Stored data
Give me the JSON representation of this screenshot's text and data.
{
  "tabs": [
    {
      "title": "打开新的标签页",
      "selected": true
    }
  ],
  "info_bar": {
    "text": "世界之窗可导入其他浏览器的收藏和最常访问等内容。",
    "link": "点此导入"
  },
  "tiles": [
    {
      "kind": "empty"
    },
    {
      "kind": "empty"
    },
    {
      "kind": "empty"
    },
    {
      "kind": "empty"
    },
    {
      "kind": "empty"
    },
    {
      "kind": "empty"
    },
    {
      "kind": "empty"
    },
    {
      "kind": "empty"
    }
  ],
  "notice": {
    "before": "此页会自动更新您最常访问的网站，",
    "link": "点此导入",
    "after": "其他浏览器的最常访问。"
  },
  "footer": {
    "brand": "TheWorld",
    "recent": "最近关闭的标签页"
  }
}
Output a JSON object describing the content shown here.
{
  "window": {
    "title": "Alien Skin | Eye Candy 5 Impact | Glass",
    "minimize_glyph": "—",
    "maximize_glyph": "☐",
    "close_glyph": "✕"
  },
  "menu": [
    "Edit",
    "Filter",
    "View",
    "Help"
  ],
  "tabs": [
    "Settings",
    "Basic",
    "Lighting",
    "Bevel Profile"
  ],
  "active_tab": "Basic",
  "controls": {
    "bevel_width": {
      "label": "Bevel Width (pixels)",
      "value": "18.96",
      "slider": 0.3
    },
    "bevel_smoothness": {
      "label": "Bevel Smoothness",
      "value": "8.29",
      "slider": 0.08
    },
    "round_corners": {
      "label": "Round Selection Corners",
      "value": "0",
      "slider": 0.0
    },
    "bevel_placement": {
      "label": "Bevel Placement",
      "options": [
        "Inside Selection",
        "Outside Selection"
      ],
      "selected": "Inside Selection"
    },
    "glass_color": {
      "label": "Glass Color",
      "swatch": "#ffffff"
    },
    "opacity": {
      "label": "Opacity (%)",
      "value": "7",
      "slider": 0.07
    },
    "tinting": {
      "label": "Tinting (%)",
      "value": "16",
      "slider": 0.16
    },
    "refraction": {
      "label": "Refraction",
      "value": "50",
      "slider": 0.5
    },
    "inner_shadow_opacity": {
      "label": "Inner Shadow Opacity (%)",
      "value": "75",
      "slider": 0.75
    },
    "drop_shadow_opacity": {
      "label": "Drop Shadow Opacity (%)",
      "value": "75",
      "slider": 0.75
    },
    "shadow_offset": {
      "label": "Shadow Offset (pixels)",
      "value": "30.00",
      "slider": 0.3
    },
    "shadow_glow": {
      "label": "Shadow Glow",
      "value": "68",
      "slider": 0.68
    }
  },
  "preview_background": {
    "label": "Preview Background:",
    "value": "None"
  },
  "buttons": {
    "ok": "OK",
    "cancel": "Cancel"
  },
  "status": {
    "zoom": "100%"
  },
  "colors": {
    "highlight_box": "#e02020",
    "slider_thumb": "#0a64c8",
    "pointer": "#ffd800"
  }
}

Task statement
From the data above, extract every line in its exact form.

Complete answer
Give me the JSON representation of this screenshot's text and data.
{
  "tabs": [
    {
      "title": "打开新的标签页",
      "selected": true
    }
  ],
  "info_bar": {
    "text": "世界之窗可导入其他浏览器的收藏和最常访问等内容。",
    "link": "点此导入"
  },
  "tiles": [
    {
      "kind": "empty"
    },
    {
      "kind": "empty"
    },
    {
      "kind": "empty"
    },
    {
      "kind": "empty"
    },
    {
      "kind": "empty"
    },
    {
      "kind": "empty"
    },
    {
      "kind": "empty"
    },
    {
      "kind": "empty"
    }
  ],
  "notice": {
    "before": "此页会自动更新您最常访问的网站，",
    "link": "点此导入",
    "after": "其他浏览器的最常访问。"
  },
  "footer": {
    "brand": "TheWorld",
    "recent": "最近关闭的标签页"
  }
}
Output a JSON object describing the content shown here.
{
  "window": {
    "title": "Alien Skin | Eye Candy 5 Impact | Glass",
    "minimize_glyph": "—",
    "maximize_glyph": "☐",
    "close_glyph": "✕"
  },
  "menu": [
    "Edit",
    "Filter",
    "View",
    "Help"
  ],
  "tabs": [
    "Settings",
    "Basic",
    "Lighting",
    "Bevel Profile"
  ],
  "active_tab": "Basic",
  "controls": {
    "bevel_width": {
      "label": "Bevel Width (pixels)",
      "value": "18.96",
      "slider": 0.3
    },
    "bevel_smoothness": {
      "label": "Bevel Smoothness",
      "value": "8.29",
      "slider": 0.08
    },
    "round_corners": {
      "label": "Round Selection Corners",
      "value": "0",
      "slider": 0.0
    },
    "bevel_placement": {
      "label": "Bevel Placement",
      "options": [
        "Inside Selection",
        "Outside Selection"
      ],
      "selected": "Inside Selection"
    },
    "glass_color": {
      "label": "Glass Color",
      "swatch": "#ffffff"
    },
    "opacity": {
      "label": "Opacity (%)",
      "value": "7",
      "slider": 0.07
    },
    "tinting": {
      "label": "Tinting (%)",
      "value": "16",
      "slider": 0.16
    },
    "refraction": {
      "label": "Refraction",
      "value": "50",
      "slider": 0.5
    },
    "inner_shadow_opacity": {
      "label": "Inner Shadow Opacity (%)",
      "value": "75",
      "slider": 0.75
    },
    "drop_shadow_opacity": {
      "label": "Drop Shadow Opacity (%)",
      "value": "75",
      "slider": 0.75
    },
    "shadow_offset": {
      "label": "Shadow Offset (pixels)",
      "value": "30.00",
      "slider": 0.3
    },
    "shadow_glow": {
      "label": "Shadow Glow",
      "value": "68",
      "slider": 0.68
    }
  },
  "preview_background": {
    "label": "Preview Background:",
    "value": "None"
  },
  "buttons": {
    "ok": "OK",
    "cancel": "Cancel"
  },
  "status": {
    "zoom": "100%"
  },
  "colors": {
    "highlight_box": "#e02020",
    "slider_thumb": "#0a64c8",
    "pointer": "#ffd800"
  }
}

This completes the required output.